— Begin RECORDS PROVIDED —

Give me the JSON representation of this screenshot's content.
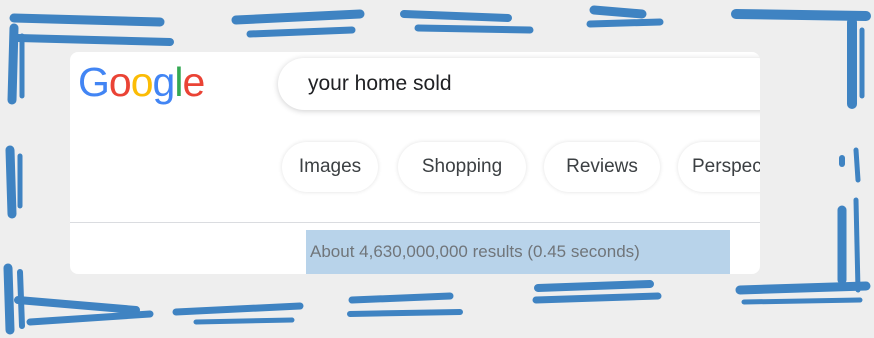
{
  "logo": {
    "text": "Google",
    "letters": [
      {
        "ch": "G",
        "color": "#4285F4"
      },
      {
        "ch": "o",
        "color": "#EA4335"
      },
      {
        "ch": "o",
        "color": "#FBBC05"
      },
      {
        "ch": "g",
        "color": "#4285F4"
      },
      {
        "ch": "l",
        "color": "#34A853"
      },
      {
        "ch": "e",
        "color": "#EA4335"
      }
    ]
  },
  "search": {
    "query": "your home sold"
  },
  "tabs": [
    {
      "label": "Images"
    },
    {
      "label": "Shopping"
    },
    {
      "label": "Reviews"
    },
    {
      "label": "Perspec"
    }
  ],
  "results": {
    "stats": "About 4,630,000,000 results (0.45 seconds)"
  },
  "colors": {
    "frame_marker": "#3f83c2",
    "highlight": "#b8d3ea",
    "background": "#eeeeee"
  }
}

— End RECORDS PROVIDED —

• [REQUIRED WORK]:
Make an exact copy of every record, pictures excluded.

• [TASK RESULT]:
Give me the JSON representation of this screenshot's content.
{
  "logo": {
    "text": "Google",
    "letters": [
      {
        "ch": "G",
        "color": "#4285F4"
      },
      {
        "ch": "o",
        "color": "#EA4335"
      },
      {
        "ch": "o",
        "color": "#FBBC05"
      },
      {
        "ch": "g",
        "color": "#4285F4"
      },
      {
        "ch": "l",
        "color": "#34A853"
      },
      {
        "ch": "e",
        "color": "#EA4335"
      }
    ]
  },
  "search": {
    "query": "your home sold"
  },
  "tabs": [
    {
      "label": "Images"
    },
    {
      "label": "Shopping"
    },
    {
      "label": "Reviews"
    },
    {
      "label": "Perspec"
    }
  ],
  "results": {
    "stats": "About 4,630,000,000 results (0.45 seconds)"
  },
  "colors": {
    "frame_marker": "#3f83c2",
    "highlight": "#b8d3ea",
    "background": "#eeeeee"
  }
}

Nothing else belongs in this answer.